**Required work**
All entries below need to be written out exactly, but without their pictures.

-- BEGIN Extracted records --

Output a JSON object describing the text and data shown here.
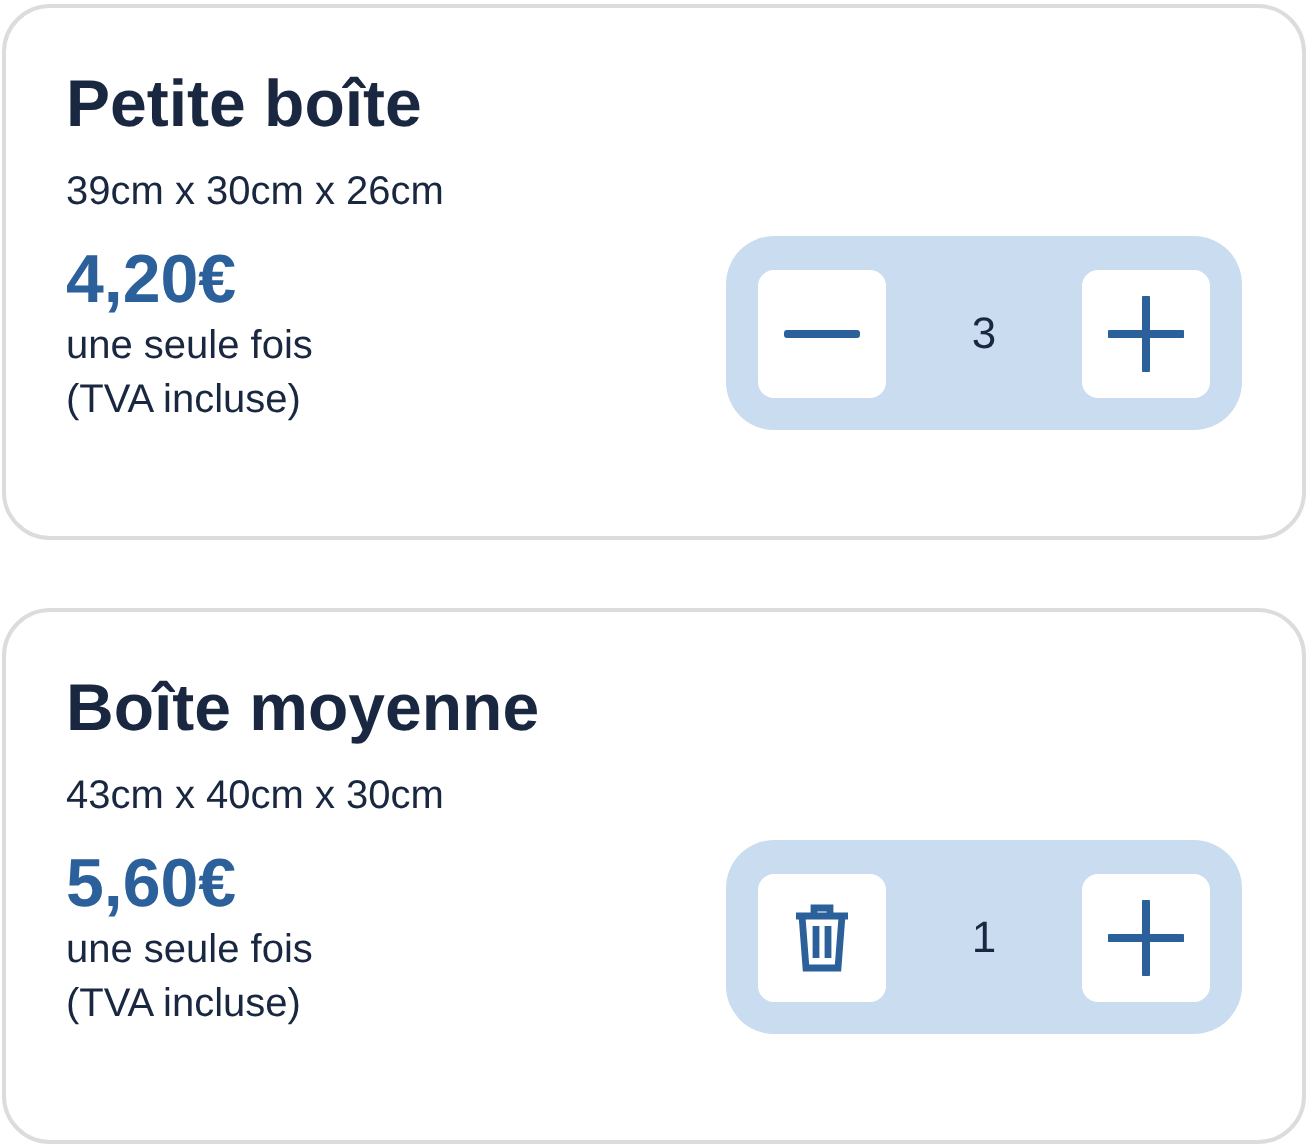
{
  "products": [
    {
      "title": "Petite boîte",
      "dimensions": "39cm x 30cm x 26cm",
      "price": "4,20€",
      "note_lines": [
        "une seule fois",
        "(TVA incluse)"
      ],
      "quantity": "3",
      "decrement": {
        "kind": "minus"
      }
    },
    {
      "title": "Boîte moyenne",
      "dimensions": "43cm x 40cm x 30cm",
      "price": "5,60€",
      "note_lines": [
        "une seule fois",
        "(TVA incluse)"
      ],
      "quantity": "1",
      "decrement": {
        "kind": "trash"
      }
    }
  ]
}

-- END Extracted records --

**Solution to this task**
Output a JSON object describing the text and data shown here.
{
  "products": [
    {
      "title": "Petite boîte",
      "dimensions": "39cm x 30cm x 26cm",
      "price": "4,20€",
      "note_lines": [
        "une seule fois",
        "(TVA incluse)"
      ],
      "quantity": "3",
      "decrement": {
        "kind": "minus"
      }
    },
    {
      "title": "Boîte moyenne",
      "dimensions": "43cm x 40cm x 30cm",
      "price": "5,60€",
      "note_lines": [
        "une seule fois",
        "(TVA incluse)"
      ],
      "quantity": "1",
      "decrement": {
        "kind": "trash"
      }
    }
  ]
}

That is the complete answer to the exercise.